--- start RECORDS TO USE ---
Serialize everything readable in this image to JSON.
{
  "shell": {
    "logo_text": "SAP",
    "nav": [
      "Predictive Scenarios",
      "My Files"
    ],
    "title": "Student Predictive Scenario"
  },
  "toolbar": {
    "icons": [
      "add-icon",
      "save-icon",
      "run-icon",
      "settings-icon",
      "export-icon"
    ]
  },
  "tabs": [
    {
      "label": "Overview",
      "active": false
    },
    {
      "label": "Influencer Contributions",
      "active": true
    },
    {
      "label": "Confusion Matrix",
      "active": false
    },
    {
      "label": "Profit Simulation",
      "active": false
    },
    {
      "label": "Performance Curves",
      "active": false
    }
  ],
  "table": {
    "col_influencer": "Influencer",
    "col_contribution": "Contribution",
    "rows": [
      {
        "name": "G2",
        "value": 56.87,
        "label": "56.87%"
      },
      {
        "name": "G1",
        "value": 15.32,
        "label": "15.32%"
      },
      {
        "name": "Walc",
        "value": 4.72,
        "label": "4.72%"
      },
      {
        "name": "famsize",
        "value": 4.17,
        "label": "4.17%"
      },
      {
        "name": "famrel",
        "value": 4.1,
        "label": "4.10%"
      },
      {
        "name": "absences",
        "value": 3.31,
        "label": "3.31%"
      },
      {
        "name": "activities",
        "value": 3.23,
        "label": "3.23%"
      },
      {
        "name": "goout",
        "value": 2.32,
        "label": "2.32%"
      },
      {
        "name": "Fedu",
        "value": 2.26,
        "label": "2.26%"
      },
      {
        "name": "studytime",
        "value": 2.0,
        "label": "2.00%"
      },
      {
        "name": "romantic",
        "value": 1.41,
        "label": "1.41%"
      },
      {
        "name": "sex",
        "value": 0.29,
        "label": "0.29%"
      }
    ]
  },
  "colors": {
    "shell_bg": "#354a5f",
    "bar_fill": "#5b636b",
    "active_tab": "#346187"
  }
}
--- end RECORDS TO USE ---
--- start RECORDS TO USE ---
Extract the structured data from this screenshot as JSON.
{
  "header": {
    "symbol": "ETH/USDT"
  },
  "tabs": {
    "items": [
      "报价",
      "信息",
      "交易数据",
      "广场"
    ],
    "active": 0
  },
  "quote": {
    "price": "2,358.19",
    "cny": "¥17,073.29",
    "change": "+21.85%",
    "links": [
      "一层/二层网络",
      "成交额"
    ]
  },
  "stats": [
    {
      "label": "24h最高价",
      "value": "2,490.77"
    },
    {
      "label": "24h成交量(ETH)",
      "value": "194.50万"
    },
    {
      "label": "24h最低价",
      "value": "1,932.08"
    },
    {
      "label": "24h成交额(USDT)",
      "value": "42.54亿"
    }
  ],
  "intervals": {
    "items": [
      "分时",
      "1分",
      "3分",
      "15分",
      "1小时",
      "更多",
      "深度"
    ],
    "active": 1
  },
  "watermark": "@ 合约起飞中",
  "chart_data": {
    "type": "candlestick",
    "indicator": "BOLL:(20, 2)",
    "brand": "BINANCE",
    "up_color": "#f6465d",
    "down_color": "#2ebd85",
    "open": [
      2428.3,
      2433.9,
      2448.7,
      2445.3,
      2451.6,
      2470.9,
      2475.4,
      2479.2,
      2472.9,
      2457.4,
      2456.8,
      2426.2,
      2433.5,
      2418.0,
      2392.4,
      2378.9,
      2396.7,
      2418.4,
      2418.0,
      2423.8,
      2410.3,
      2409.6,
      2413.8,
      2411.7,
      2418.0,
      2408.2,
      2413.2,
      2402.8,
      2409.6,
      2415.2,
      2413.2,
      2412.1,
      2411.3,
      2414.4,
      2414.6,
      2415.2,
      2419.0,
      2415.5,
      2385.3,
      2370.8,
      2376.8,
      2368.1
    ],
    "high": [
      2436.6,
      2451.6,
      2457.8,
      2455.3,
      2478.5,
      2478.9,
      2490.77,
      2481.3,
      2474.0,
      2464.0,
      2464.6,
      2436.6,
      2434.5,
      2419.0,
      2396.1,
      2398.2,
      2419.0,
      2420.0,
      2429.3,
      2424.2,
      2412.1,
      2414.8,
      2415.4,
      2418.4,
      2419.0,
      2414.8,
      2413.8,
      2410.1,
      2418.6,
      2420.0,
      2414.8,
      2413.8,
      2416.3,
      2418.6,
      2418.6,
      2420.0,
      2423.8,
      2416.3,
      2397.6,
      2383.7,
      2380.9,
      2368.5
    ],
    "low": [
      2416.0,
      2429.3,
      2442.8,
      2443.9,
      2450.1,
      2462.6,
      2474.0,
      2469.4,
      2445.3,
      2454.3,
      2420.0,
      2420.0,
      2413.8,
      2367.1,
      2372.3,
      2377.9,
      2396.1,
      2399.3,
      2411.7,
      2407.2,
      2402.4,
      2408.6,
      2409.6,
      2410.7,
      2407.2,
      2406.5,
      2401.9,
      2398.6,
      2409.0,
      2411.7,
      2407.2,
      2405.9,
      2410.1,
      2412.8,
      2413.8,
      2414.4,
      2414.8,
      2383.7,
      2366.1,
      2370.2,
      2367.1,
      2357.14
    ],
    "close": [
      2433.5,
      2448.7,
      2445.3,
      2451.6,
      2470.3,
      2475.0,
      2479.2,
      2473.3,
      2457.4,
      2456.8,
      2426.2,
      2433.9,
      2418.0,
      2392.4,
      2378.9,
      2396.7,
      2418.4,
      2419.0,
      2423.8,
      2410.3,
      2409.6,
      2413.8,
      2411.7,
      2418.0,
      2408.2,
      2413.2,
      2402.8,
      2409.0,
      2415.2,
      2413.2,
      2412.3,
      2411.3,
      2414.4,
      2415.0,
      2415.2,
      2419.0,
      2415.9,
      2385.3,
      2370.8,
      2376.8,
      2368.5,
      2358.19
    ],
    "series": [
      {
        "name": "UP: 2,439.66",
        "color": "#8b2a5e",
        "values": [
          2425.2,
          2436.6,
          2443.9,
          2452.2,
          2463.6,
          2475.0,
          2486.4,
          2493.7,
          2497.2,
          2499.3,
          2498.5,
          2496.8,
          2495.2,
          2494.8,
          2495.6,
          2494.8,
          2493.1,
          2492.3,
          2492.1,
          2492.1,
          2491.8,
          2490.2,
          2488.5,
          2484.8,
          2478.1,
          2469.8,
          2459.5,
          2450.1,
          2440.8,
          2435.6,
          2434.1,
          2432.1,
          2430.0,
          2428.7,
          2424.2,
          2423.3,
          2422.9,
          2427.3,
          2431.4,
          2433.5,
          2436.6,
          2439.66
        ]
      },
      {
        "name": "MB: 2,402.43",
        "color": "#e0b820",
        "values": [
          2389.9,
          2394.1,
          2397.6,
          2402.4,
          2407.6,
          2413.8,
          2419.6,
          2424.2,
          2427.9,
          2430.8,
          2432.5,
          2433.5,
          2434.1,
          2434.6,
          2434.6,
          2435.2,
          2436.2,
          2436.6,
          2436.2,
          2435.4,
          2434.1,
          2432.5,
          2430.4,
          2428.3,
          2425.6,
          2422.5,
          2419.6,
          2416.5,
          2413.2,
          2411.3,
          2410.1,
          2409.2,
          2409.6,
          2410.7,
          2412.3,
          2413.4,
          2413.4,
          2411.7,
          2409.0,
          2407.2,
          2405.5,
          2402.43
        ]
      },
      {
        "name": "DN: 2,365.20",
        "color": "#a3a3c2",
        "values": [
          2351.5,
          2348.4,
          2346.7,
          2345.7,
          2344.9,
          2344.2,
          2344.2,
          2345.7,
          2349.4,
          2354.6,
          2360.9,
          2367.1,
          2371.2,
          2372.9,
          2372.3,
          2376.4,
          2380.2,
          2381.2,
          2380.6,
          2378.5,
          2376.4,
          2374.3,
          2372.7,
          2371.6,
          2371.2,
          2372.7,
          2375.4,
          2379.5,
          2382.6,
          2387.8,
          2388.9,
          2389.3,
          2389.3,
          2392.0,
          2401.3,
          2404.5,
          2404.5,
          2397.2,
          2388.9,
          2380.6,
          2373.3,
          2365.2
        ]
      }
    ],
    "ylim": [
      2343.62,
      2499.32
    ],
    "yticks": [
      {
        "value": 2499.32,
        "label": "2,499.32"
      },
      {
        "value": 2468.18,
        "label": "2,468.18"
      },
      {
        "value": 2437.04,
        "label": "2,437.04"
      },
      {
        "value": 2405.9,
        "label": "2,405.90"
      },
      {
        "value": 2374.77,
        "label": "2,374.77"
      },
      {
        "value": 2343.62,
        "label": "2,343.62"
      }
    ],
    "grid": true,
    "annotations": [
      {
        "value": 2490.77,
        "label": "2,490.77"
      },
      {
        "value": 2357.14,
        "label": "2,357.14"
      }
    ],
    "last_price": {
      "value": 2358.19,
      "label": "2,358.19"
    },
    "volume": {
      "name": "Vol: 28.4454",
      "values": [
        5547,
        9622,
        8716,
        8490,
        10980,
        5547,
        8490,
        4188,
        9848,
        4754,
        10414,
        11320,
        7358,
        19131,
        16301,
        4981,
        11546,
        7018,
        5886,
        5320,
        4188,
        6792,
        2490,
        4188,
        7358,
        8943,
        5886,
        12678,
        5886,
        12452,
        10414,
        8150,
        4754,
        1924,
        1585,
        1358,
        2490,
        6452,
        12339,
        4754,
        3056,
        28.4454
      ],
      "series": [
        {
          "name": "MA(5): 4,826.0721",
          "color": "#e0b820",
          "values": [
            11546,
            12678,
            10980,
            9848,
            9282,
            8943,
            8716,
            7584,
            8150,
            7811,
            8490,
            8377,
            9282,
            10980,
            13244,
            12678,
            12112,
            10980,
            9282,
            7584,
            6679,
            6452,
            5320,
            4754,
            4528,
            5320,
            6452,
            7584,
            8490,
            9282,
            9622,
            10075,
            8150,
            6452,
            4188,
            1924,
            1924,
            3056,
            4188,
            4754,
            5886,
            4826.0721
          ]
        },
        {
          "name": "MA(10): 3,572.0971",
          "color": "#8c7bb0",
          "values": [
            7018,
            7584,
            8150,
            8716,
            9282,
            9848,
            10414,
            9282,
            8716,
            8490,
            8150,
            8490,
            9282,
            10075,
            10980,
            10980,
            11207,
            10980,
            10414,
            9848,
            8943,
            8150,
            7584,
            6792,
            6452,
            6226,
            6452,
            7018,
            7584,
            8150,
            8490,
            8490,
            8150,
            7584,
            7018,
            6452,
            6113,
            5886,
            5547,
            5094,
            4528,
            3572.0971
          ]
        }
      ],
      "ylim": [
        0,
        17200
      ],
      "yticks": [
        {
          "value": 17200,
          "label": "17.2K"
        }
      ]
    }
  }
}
--- end RECORDS TO USE ---
_THE TASK_:
Search the data above for lines holding "Predictive" and copy each of them.

_CORRECT ANSWER_:
      "Predictive Scenarios",
    "title": "Student Predictive Scenario"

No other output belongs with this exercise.